- **TASK TO COMPLETE**
Quote the entries that follow exactly, leaving none out.

- **RECORDS**

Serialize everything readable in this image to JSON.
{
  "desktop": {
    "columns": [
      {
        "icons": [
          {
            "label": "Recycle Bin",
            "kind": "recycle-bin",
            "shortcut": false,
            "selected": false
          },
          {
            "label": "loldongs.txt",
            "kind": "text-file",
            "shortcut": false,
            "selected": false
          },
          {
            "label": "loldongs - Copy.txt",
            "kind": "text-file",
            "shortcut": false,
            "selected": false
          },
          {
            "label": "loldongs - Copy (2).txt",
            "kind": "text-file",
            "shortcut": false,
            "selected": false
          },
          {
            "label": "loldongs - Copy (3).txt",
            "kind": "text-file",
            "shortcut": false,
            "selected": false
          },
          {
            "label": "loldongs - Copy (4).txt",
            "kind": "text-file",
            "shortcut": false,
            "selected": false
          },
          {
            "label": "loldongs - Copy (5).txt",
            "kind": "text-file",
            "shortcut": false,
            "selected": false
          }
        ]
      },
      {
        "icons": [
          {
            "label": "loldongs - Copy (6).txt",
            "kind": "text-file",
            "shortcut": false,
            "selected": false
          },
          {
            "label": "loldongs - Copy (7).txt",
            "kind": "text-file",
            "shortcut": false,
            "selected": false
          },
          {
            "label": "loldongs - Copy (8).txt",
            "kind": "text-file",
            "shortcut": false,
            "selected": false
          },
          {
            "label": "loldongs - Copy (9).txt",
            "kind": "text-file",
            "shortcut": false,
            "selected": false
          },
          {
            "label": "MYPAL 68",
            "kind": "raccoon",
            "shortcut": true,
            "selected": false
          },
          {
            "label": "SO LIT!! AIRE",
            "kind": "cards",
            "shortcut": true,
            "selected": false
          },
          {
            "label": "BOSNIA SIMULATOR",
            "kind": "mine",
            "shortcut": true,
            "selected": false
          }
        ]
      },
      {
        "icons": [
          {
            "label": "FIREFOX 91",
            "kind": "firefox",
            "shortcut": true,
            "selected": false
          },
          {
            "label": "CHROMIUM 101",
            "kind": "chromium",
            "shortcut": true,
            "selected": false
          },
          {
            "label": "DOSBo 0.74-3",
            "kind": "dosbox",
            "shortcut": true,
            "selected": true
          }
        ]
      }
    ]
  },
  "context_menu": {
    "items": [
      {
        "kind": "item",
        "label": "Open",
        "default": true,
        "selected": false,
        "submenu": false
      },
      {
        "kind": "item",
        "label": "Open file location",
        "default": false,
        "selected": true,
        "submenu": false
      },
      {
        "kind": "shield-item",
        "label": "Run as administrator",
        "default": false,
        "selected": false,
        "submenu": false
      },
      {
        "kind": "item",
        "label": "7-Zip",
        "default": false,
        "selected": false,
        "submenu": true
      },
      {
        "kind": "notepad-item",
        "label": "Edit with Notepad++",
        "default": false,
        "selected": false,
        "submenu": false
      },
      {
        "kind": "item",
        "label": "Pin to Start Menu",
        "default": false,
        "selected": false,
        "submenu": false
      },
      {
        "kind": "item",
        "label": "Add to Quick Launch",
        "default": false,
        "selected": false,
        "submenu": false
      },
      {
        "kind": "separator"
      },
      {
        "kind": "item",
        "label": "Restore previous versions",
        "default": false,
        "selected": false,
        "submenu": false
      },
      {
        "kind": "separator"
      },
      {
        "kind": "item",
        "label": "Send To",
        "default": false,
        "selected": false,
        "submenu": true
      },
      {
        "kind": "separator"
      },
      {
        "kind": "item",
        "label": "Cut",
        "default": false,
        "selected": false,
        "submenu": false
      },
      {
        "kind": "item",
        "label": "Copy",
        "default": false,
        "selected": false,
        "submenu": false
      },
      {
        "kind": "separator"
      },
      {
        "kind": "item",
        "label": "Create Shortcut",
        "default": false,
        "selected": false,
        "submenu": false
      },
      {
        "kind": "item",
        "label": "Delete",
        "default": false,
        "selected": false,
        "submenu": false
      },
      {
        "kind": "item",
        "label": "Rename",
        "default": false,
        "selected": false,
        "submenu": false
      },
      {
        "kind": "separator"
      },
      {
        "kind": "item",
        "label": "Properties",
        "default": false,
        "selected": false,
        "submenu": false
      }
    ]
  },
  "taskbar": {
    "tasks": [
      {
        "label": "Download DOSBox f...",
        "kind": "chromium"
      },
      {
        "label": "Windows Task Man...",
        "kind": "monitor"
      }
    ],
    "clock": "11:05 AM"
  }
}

- **RESULT OF THIS TASK**
Serialize everything readable in this image to JSON.
{
  "desktop": {
    "columns": [
      {
        "icons": [
          {
            "label": "Recycle Bin",
            "kind": "recycle-bin",
            "shortcut": false,
            "selected": false
          },
          {
            "label": "loldongs.txt",
            "kind": "text-file",
            "shortcut": false,
            "selected": false
          },
          {
            "label": "loldongs - Copy.txt",
            "kind": "text-file",
            "shortcut": false,
            "selected": false
          },
          {
            "label": "loldongs - Copy (2).txt",
            "kind": "text-file",
            "shortcut": false,
            "selected": false
          },
          {
            "label": "loldongs - Copy (3).txt",
            "kind": "text-file",
            "shortcut": false,
            "selected": false
          },
          {
            "label": "loldongs - Copy (4).txt",
            "kind": "text-file",
            "shortcut": false,
            "selected": false
          },
          {
            "label": "loldongs - Copy (5).txt",
            "kind": "text-file",
            "shortcut": false,
            "selected": false
          }
        ]
      },
      {
        "icons": [
          {
            "label": "loldongs - Copy (6).txt",
            "kind": "text-file",
            "shortcut": false,
            "selected": false
          },
          {
            "label": "loldongs - Copy (7).txt",
            "kind": "text-file",
            "shortcut": false,
            "selected": false
          },
          {
            "label": "loldongs - Copy (8).txt",
            "kind": "text-file",
            "shortcut": false,
            "selected": false
          },
          {
            "label": "loldongs - Copy (9).txt",
            "kind": "text-file",
            "shortcut": false,
            "selected": false
          },
          {
            "label": "MYPAL 68",
            "kind": "raccoon",
            "shortcut": true,
            "selected": false
          },
          {
            "label": "SO LIT!! AIRE",
            "kind": "cards",
            "shortcut": true,
            "selected": false
          },
          {
            "label": "BOSNIA SIMULATOR",
            "kind": "mine",
            "shortcut": true,
            "selected": false
          }
        ]
      },
      {
        "icons": [
          {
            "label": "FIREFOX 91",
            "kind": "firefox",
            "shortcut": true,
            "selected": false
          },
          {
            "label": "CHROMIUM 101",
            "kind": "chromium",
            "shortcut": true,
            "selected": false
          },
          {
            "label": "DOSBo 0.74-3",
            "kind": "dosbox",
            "shortcut": true,
            "selected": true
          }
        ]
      }
    ]
  },
  "context_menu": {
    "items": [
      {
        "kind": "item",
        "label": "Open",
        "default": true,
        "selected": false,
        "submenu": false
      },
      {
        "kind": "item",
        "label": "Open file location",
        "default": false,
        "selected": true,
        "submenu": false
      },
      {
        "kind": "shield-item",
        "label": "Run as administrator",
        "default": false,
        "selected": false,
        "submenu": false
      },
      {
        "kind": "item",
        "label": "7-Zip",
        "default": false,
        "selected": false,
        "submenu": true
      },
      {
        "kind": "notepad-item",
        "label": "Edit with Notepad++",
        "default": false,
        "selected": false,
        "submenu": false
      },
      {
        "kind": "item",
        "label": "Pin to Start Menu",
        "default": false,
        "selected": false,
        "submenu": false
      },
      {
        "kind": "item",
        "label": "Add to Quick Launch",
        "default": false,
        "selected": false,
        "submenu": false
      },
      {
        "kind": "separator"
      },
      {
        "kind": "item",
        "label": "Restore previous versions",
        "default": false,
        "selected": false,
        "submenu": false
      },
      {
        "kind": "separator"
      },
      {
        "kind": "item",
        "label": "Send To",
        "default": false,
        "selected": false,
        "submenu": true
      },
      {
        "kind": "separator"
      },
      {
        "kind": "item",
        "label": "Cut",
        "default": false,
        "selected": false,
        "submenu": false
      },
      {
        "kind": "item",
        "label": "Copy",
        "default": false,
        "selected": false,
        "submenu": false
      },
      {
        "kind": "separator"
      },
      {
        "kind": "item",
        "label": "Create Shortcut",
        "default": false,
        "selected": false,
        "submenu": false
      },
      {
        "kind": "item",
        "label": "Delete",
        "default": false,
        "selected": false,
        "submenu": false
      },
      {
        "kind": "item",
        "label": "Rename",
        "default": false,
        "selected": false,
        "submenu": false
      },
      {
        "kind": "separator"
      },
      {
        "kind": "item",
        "label": "Properties",
        "default": false,
        "selected": false,
        "submenu": false
      }
    ]
  },
  "taskbar": {
    "tasks": [
      {
        "label": "Download DOSBox f...",
        "kind": "chromium"
      },
      {
        "label": "Windows Task Man...",
        "kind": "monitor"
      }
    ],
    "clock": "11:05 AM"
  }
}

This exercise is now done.